▸ AIM: Give only the number of lines that contain the word "Latitude".

▸ SUPPLIED RECORDS:
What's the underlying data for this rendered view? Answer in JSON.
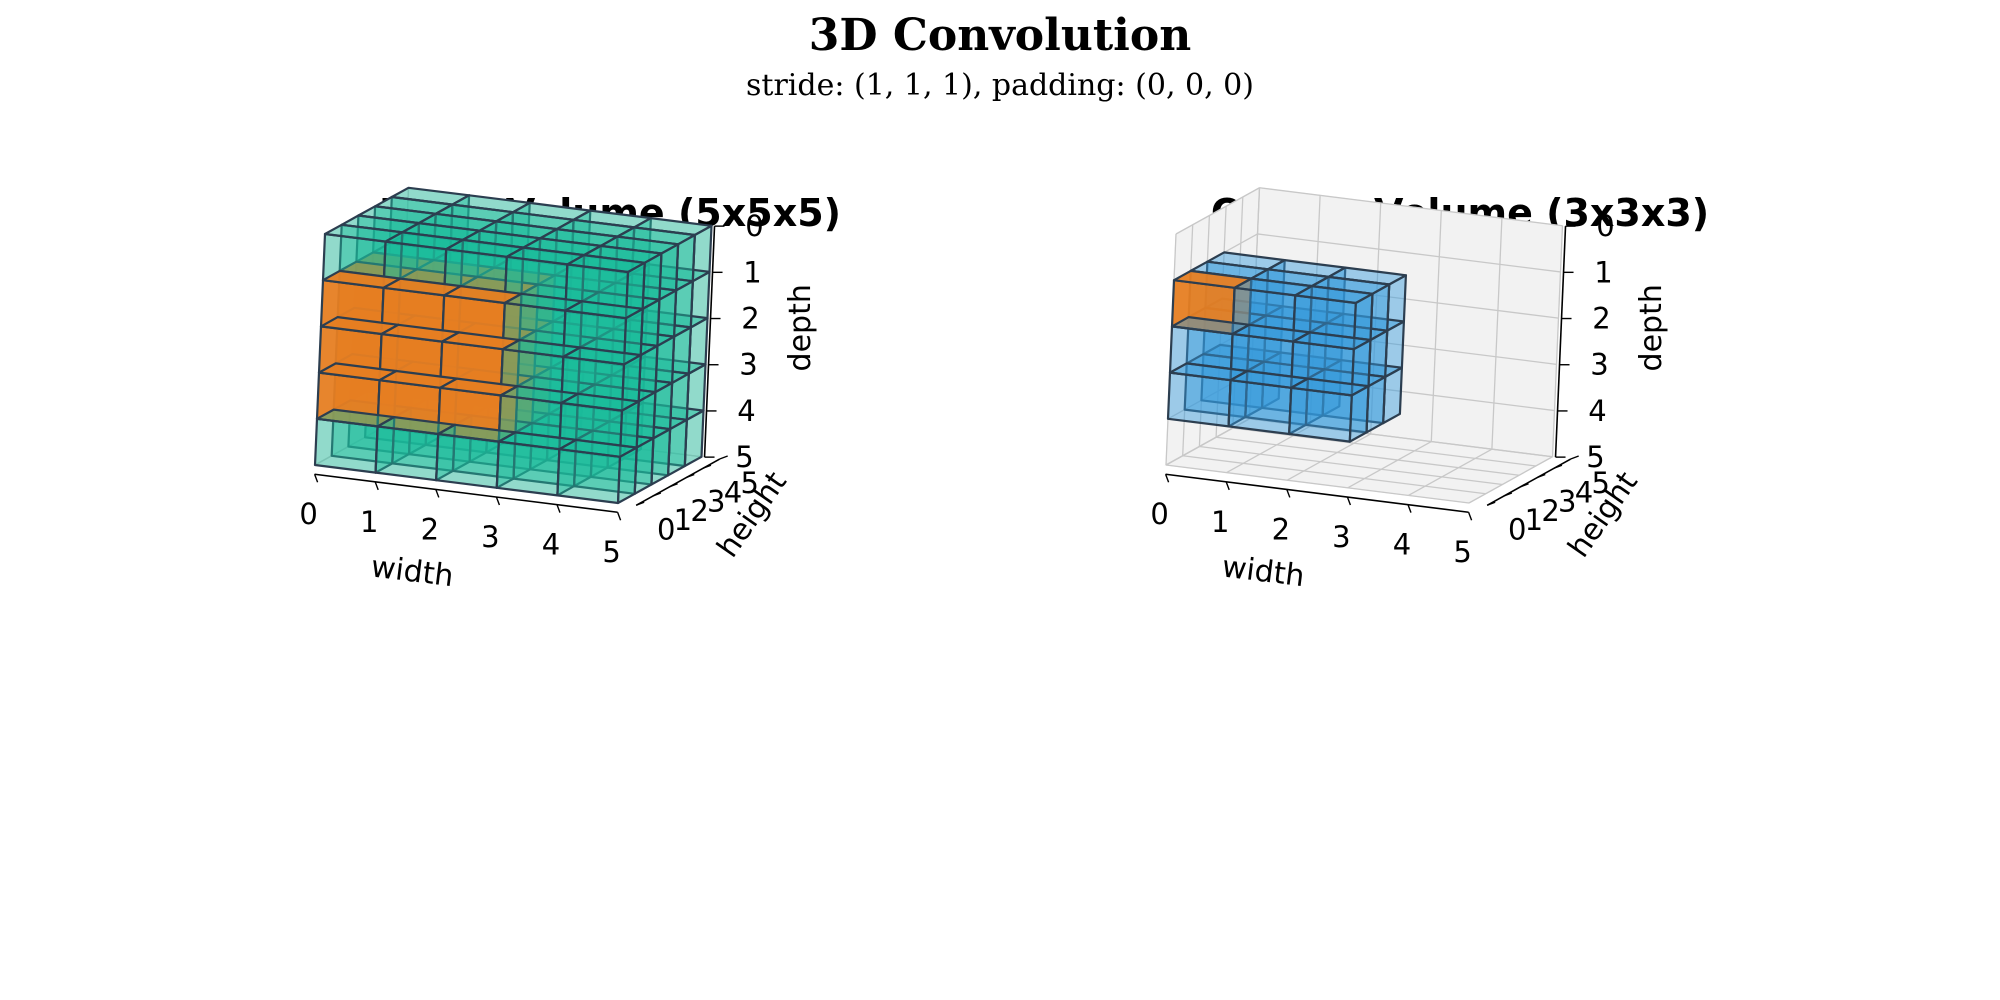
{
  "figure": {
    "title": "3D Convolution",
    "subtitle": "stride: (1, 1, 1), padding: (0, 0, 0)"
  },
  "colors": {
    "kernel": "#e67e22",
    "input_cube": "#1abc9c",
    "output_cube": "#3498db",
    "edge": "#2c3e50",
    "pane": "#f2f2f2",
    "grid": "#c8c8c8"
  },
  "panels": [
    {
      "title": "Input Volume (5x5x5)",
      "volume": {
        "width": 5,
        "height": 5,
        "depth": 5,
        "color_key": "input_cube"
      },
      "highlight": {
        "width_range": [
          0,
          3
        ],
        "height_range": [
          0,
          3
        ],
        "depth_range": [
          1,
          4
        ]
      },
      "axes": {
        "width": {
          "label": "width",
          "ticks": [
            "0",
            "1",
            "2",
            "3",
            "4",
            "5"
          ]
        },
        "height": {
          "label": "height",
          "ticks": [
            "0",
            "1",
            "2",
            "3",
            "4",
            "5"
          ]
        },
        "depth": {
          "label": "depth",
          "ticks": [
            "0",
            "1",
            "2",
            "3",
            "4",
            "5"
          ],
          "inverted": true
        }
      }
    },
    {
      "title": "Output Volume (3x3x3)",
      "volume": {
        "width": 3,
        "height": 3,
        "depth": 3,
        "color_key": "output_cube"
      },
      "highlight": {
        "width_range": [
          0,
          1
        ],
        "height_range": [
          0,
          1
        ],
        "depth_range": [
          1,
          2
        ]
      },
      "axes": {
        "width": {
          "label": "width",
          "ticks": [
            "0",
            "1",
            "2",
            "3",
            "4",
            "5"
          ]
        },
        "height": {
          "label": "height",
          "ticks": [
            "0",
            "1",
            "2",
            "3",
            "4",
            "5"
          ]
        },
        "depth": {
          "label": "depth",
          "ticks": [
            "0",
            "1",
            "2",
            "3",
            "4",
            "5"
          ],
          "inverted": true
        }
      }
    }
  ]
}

---

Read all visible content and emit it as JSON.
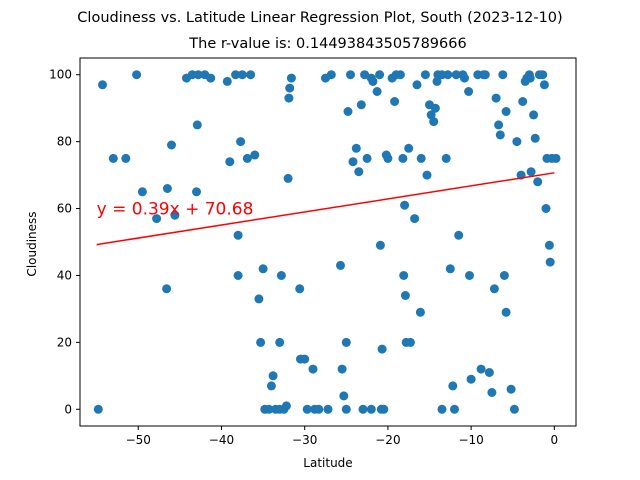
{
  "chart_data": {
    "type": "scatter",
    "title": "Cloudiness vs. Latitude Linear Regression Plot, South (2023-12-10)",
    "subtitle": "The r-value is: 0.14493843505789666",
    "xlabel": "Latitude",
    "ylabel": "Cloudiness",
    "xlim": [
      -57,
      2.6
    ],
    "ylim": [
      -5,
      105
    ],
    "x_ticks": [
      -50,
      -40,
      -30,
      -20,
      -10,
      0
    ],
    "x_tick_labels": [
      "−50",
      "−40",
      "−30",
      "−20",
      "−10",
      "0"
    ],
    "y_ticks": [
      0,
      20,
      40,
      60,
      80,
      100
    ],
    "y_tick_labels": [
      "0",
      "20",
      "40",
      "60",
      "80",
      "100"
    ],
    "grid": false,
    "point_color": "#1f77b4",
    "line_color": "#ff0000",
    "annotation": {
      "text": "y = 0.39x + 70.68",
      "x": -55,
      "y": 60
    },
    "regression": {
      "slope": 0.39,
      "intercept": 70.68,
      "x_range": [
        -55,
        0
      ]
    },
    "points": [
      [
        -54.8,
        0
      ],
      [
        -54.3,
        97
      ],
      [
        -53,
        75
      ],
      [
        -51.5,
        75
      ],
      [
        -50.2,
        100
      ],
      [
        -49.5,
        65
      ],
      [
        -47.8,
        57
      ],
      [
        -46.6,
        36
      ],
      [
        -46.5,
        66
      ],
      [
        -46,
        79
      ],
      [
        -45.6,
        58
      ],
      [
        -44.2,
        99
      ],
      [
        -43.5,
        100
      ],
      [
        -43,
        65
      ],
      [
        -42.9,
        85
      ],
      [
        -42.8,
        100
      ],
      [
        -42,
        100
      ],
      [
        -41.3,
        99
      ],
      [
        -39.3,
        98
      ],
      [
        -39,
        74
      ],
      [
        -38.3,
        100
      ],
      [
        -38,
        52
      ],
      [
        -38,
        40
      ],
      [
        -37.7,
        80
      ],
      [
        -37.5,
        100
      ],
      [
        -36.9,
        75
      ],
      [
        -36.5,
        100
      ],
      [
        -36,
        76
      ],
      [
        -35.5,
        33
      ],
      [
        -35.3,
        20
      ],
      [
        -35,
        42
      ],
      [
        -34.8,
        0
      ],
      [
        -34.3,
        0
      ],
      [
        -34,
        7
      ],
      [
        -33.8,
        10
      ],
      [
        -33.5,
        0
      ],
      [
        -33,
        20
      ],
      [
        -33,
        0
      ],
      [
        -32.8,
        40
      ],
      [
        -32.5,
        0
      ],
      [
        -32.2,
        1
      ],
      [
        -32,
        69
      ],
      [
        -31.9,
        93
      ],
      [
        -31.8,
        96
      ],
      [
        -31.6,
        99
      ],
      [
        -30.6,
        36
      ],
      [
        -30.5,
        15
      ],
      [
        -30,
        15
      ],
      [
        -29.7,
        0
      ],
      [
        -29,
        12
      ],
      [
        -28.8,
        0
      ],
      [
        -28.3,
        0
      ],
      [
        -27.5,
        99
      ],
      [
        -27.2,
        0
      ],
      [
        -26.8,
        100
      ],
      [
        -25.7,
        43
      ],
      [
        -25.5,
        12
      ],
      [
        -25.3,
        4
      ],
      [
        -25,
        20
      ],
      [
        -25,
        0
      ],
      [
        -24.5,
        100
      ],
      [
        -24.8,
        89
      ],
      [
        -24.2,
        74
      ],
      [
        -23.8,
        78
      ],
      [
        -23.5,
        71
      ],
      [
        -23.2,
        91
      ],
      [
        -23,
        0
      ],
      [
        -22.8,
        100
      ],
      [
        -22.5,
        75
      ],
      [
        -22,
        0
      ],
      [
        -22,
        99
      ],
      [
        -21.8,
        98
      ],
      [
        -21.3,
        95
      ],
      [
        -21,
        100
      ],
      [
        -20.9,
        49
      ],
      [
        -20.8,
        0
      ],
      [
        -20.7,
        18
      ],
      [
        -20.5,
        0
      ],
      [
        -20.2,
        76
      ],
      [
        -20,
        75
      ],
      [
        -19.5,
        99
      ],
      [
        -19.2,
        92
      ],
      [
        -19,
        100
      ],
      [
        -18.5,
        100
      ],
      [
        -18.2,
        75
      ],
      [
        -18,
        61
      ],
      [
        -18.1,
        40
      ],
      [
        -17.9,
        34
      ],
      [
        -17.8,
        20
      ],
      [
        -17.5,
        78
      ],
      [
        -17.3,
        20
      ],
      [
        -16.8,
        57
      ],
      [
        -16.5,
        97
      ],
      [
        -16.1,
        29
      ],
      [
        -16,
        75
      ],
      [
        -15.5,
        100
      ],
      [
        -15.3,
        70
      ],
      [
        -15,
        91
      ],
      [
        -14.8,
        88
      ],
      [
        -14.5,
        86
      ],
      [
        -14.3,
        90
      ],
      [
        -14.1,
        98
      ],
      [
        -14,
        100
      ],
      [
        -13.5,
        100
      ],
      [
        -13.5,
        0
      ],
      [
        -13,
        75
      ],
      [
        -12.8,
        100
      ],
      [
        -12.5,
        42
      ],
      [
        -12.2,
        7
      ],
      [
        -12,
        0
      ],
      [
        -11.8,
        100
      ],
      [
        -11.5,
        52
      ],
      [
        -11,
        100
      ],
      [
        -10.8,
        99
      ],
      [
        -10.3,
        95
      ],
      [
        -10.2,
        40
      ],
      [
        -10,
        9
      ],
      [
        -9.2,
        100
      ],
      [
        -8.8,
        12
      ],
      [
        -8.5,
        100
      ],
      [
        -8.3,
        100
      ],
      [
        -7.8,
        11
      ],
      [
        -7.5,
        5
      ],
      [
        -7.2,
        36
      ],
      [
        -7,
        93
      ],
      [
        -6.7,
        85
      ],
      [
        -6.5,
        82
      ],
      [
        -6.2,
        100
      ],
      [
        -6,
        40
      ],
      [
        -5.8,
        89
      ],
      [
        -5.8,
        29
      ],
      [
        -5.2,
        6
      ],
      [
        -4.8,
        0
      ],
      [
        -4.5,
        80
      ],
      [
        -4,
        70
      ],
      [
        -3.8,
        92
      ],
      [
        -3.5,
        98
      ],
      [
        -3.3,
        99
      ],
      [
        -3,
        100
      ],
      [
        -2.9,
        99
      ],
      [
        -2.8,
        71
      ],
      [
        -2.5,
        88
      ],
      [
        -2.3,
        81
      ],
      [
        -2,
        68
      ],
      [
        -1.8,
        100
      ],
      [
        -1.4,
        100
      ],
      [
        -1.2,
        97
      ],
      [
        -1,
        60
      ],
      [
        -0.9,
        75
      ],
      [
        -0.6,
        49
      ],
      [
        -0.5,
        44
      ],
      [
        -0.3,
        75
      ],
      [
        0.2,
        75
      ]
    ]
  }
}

...

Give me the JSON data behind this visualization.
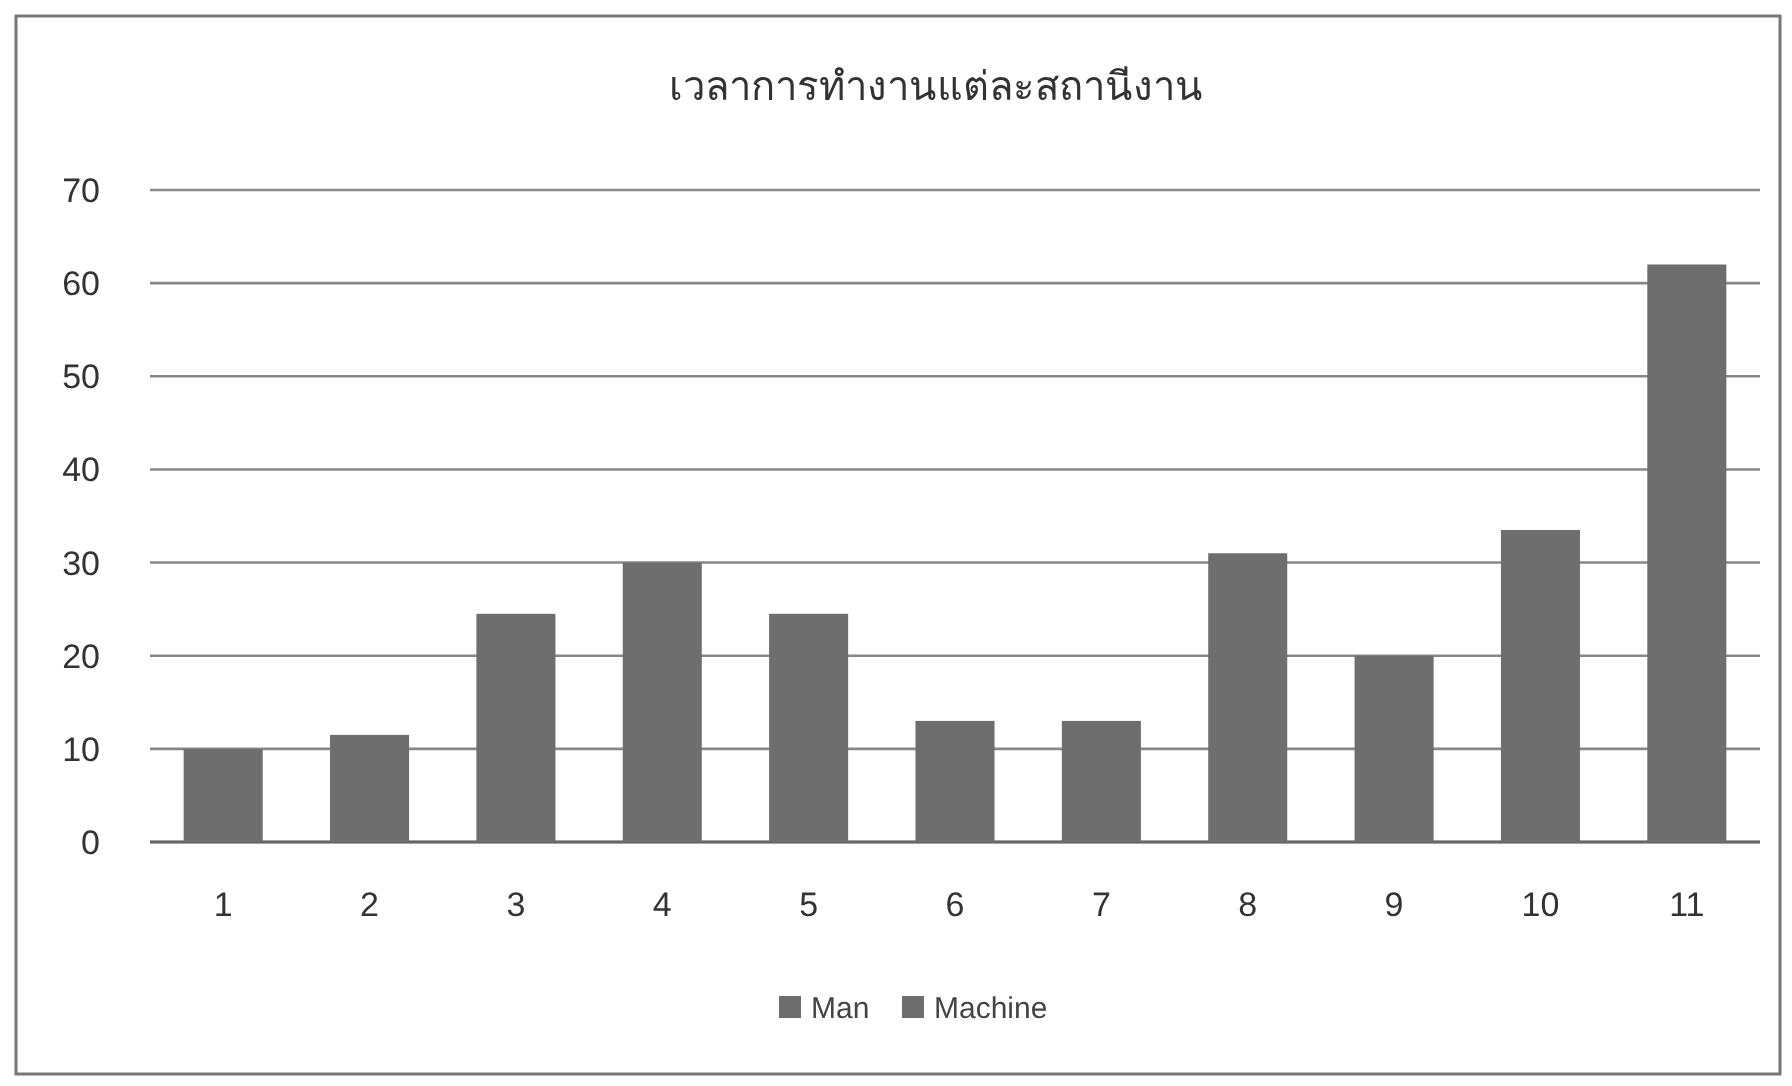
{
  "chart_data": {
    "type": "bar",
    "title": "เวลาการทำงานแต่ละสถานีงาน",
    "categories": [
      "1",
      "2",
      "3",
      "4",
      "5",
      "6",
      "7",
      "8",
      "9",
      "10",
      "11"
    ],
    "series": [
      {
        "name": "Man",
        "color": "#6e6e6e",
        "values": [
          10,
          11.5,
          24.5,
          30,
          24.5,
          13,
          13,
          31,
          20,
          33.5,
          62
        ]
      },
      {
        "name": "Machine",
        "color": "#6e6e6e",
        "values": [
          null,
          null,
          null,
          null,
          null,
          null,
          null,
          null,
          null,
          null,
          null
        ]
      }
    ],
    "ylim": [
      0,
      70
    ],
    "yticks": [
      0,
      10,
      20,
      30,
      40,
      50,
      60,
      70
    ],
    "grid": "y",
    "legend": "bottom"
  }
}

▸ FINAL RESULT: 2